- [Exercise prompt]: Omit the pictures and return every entry exactly as written.

- [Excerpted records]:
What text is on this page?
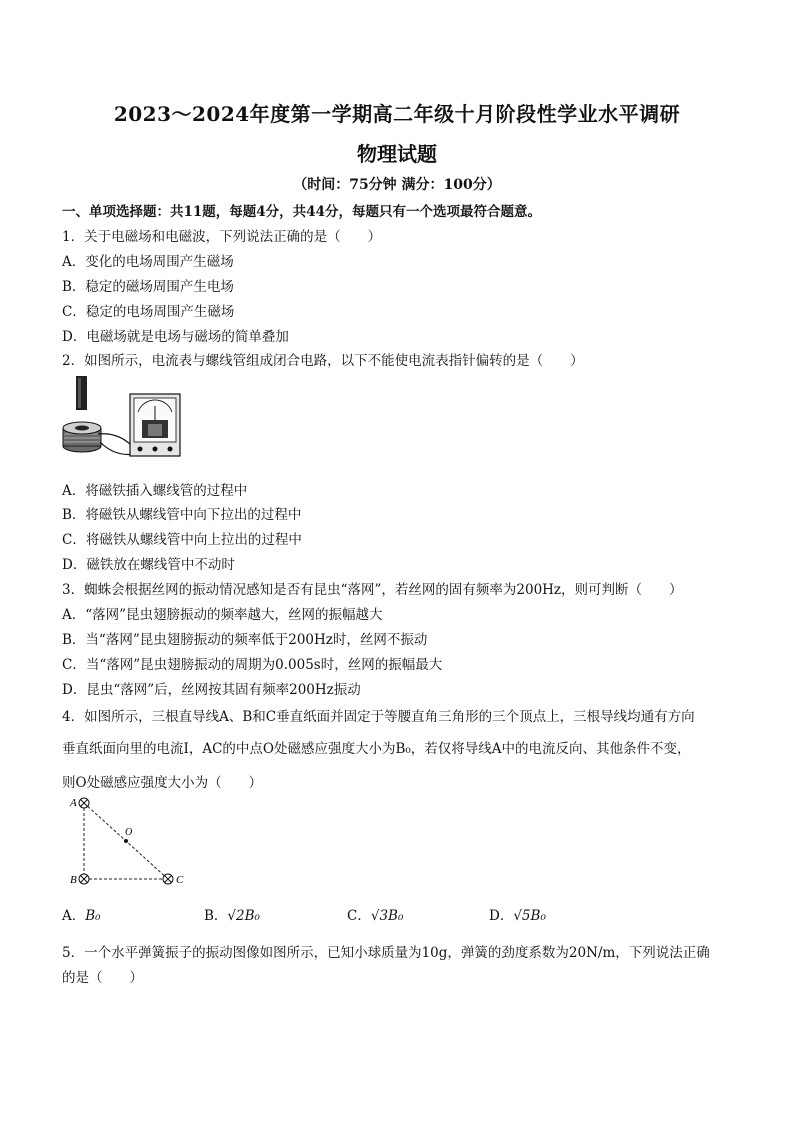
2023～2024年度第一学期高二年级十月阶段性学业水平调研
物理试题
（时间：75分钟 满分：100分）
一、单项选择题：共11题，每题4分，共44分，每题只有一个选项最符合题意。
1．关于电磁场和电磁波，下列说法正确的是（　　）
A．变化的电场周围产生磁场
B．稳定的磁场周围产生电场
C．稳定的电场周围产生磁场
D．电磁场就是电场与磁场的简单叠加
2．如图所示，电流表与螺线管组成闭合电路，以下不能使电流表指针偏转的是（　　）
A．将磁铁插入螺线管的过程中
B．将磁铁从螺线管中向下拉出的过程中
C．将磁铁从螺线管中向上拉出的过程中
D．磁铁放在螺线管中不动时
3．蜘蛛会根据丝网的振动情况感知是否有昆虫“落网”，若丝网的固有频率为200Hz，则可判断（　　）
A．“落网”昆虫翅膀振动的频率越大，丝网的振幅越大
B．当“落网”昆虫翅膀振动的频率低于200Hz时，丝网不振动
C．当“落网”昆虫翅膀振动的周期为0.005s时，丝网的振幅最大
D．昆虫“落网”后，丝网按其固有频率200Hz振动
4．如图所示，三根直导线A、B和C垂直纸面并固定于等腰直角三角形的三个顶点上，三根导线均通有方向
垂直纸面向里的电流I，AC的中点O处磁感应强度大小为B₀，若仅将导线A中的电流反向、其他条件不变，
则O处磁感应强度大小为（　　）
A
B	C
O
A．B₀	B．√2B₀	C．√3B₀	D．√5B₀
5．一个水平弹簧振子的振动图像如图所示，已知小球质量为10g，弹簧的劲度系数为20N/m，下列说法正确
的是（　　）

- [Solution to this exercise]:
What text is on this page?
2023～2024年度第一学期高二年级十月阶段性学业水平调研
物理试题
（时间：75分钟 满分：100分）
一、单项选择题：共11题，每题4分，共44分，每题只有一个选项最符合题意。
1．关于电磁场和电磁波，下列说法正确的是（　　）
A．变化的电场周围产生磁场
B．稳定的磁场周围产生电场
C．稳定的电场周围产生磁场
D．电磁场就是电场与磁场的简单叠加
2．如图所示，电流表与螺线管组成闭合电路，以下不能使电流表指针偏转的是（　　）
A．将磁铁插入螺线管的过程中
B．将磁铁从螺线管中向下拉出的过程中
C．将磁铁从螺线管中向上拉出的过程中
D．磁铁放在螺线管中不动时
3．蜘蛛会根据丝网的振动情况感知是否有昆虫“落网”，若丝网的固有频率为200Hz，则可判断（　　）
A．“落网”昆虫翅膀振动的频率越大，丝网的振幅越大
B．当“落网”昆虫翅膀振动的频率低于200Hz时，丝网不振动
C．当“落网”昆虫翅膀振动的周期为0.005s时，丝网的振幅最大
D．昆虫“落网”后，丝网按其固有频率200Hz振动
4．如图所示，三根直导线A、B和C垂直纸面并固定于等腰直角三角形的三个顶点上，三根导线均通有方向
垂直纸面向里的电流I，AC的中点O处磁感应强度大小为B₀，若仅将导线A中的电流反向、其他条件不变，
则O处磁感应强度大小为（　　）
A
B	C
O
A．B₀	B．√2B₀	C．√3B₀	D．√5B₀
5．一个水平弹簧振子的振动图像如图所示，已知小球质量为10g，弹簧的劲度系数为20N/m，下列说法正确
的是（　　）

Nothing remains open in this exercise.